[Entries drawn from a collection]
.....
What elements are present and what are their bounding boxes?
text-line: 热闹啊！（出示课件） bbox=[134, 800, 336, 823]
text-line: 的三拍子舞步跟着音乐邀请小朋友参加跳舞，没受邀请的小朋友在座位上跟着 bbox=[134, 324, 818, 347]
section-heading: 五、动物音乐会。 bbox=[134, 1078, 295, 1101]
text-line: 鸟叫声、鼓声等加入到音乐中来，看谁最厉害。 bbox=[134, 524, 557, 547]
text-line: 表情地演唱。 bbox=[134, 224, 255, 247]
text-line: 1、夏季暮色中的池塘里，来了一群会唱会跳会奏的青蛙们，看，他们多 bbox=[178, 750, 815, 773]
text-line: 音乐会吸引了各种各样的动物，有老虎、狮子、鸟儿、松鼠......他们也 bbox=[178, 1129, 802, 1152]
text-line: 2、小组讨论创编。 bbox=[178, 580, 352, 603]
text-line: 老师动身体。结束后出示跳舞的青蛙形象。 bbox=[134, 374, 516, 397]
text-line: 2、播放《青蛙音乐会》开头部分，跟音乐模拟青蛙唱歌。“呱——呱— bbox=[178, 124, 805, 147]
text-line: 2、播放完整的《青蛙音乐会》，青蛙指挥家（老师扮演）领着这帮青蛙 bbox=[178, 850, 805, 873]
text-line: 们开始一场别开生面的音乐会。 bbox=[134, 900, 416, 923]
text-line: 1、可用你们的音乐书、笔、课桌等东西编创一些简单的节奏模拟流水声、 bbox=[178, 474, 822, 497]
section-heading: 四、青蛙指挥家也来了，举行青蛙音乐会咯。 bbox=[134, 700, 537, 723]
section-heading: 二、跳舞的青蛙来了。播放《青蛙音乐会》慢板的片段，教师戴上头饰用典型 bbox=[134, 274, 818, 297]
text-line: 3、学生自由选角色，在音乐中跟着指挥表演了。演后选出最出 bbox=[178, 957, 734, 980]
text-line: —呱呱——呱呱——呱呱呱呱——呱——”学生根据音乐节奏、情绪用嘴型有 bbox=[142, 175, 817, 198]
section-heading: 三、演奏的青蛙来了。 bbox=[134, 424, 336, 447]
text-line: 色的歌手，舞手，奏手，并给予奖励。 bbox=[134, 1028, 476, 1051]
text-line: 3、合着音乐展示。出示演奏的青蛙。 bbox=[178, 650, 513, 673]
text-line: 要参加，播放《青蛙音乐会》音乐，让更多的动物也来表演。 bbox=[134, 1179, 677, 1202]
.....
◆ **Description of the task**
Return each line of the records that contains the string "heading", matching case exactly.

◆ **Response**
section-heading: 五、动物音乐会。 bbox=[134, 1078, 295, 1101]
section-heading: 四、青蛙指挥家也来了，举行青蛙音乐会咯。 bbox=[134, 700, 537, 723]
section-heading: 二、跳舞的青蛙来了。播放《青蛙音乐会》慢板的片段，教师戴上头饰用典型 bbox=[134, 274, 818, 297]
section-heading: 三、演奏的青蛙来了。 bbox=[134, 424, 336, 447]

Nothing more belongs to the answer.